## What the task asks
Copy out all lines that carry the word "value".

+++ Task input

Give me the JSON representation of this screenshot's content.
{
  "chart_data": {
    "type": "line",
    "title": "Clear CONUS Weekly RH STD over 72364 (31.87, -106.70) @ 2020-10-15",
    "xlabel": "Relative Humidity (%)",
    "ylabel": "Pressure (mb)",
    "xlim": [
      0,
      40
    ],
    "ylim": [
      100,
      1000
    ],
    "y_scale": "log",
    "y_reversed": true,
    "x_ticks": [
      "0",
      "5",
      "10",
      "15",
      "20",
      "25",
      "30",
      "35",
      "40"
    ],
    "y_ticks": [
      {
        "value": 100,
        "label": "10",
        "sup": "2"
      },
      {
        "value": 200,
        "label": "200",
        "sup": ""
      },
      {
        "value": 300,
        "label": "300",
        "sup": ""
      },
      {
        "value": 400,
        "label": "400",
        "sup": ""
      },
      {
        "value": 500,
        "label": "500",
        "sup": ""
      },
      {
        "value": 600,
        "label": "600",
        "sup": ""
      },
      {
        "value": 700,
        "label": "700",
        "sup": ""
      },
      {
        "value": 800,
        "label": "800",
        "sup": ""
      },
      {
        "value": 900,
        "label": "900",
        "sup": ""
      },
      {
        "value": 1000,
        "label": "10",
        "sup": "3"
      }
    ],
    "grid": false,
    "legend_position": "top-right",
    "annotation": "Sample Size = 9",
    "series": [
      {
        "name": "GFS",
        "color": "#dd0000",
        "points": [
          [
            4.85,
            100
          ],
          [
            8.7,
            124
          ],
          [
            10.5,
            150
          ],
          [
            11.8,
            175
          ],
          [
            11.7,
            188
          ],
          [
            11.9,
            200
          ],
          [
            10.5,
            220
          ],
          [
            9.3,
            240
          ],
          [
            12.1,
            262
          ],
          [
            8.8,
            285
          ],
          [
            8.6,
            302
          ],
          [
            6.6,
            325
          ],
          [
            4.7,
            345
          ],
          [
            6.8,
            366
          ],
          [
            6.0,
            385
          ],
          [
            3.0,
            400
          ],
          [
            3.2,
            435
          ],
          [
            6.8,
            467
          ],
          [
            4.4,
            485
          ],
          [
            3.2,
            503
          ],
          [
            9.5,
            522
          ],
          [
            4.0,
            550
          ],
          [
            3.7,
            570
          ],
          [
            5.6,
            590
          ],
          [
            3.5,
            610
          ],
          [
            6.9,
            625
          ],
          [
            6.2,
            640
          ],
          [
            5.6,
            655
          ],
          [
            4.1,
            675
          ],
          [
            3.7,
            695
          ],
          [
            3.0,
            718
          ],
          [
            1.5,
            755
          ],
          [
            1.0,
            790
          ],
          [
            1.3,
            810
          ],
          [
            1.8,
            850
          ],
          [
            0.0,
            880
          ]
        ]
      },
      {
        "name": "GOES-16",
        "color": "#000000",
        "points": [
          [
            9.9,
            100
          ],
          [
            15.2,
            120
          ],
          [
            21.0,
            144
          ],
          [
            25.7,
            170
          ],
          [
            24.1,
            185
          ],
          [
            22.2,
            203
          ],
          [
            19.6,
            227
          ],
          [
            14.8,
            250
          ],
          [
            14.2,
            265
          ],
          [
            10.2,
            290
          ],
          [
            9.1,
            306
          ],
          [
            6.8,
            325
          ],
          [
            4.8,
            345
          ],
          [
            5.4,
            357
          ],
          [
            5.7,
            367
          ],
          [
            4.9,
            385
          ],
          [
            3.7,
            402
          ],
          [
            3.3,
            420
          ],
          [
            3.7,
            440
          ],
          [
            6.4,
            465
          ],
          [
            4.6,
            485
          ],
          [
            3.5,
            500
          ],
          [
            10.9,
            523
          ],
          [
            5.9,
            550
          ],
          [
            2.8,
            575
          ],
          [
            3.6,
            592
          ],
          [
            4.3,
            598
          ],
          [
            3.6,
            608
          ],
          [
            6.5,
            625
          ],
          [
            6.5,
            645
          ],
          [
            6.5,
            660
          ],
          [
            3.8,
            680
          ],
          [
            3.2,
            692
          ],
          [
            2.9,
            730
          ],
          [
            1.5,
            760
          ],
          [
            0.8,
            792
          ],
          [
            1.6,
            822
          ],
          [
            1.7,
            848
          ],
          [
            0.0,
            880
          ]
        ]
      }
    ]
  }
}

++++++

## Right answer
        "value": 100,
        "value": 200,
        "value": 300,
        "value": 400,
        "value": 500,
        "value": 600,
        "value": 700,
        "value": 800,
        "value": 900,
        "value": 1000,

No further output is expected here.